■ Your goal: From the entries below, please gather each line containing the string "figure".

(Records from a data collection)
★ ★ ★ ★
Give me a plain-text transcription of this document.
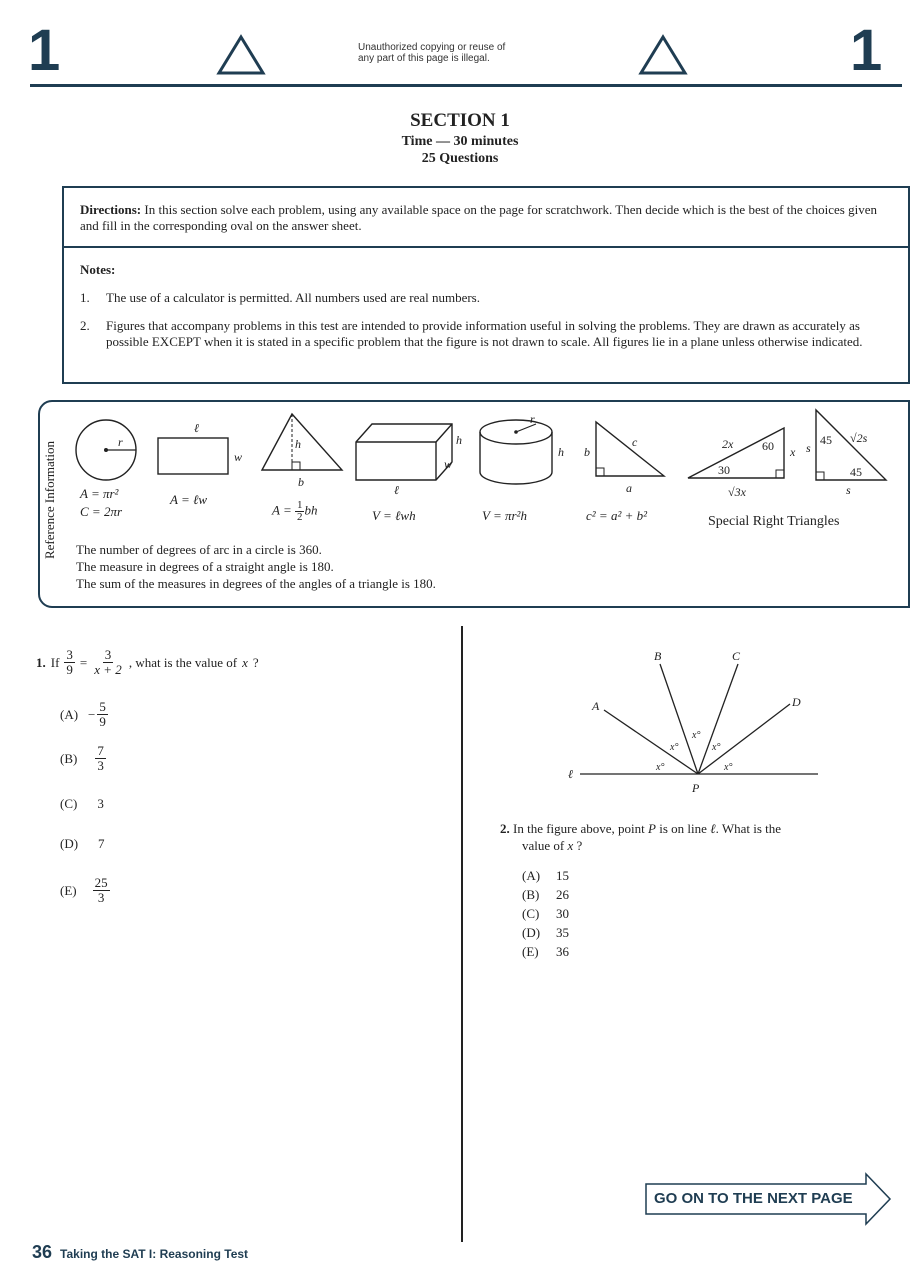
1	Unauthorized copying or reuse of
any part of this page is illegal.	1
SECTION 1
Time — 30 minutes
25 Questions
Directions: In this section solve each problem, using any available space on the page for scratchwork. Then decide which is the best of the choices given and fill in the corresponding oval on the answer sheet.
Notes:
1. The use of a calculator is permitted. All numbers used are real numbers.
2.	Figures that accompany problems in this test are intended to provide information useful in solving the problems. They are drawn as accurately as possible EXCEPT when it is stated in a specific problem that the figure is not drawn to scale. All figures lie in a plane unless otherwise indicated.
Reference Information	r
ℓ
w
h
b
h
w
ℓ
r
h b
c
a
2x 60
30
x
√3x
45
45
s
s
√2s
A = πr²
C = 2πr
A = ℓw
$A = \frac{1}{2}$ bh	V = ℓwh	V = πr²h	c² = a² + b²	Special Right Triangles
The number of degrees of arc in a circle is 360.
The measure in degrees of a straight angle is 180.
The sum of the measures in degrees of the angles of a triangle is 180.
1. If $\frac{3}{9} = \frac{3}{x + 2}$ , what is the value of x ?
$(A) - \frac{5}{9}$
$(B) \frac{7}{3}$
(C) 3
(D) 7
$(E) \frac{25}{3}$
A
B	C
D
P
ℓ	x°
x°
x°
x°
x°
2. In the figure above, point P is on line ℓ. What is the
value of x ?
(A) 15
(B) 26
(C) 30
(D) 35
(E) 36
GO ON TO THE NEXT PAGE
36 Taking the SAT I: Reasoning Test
★ ★ ★ ★
■ Solution for this problem:
2.	Figures that accompany problems in this test are intended to provide information useful in solving the problems. They are drawn as accurately as possible EXCEPT when it is stated in a specific problem that the figure is not drawn to scale. All figures lie in a plane unless otherwise indicated.
2. In the figure above, point P is on line ℓ. What is the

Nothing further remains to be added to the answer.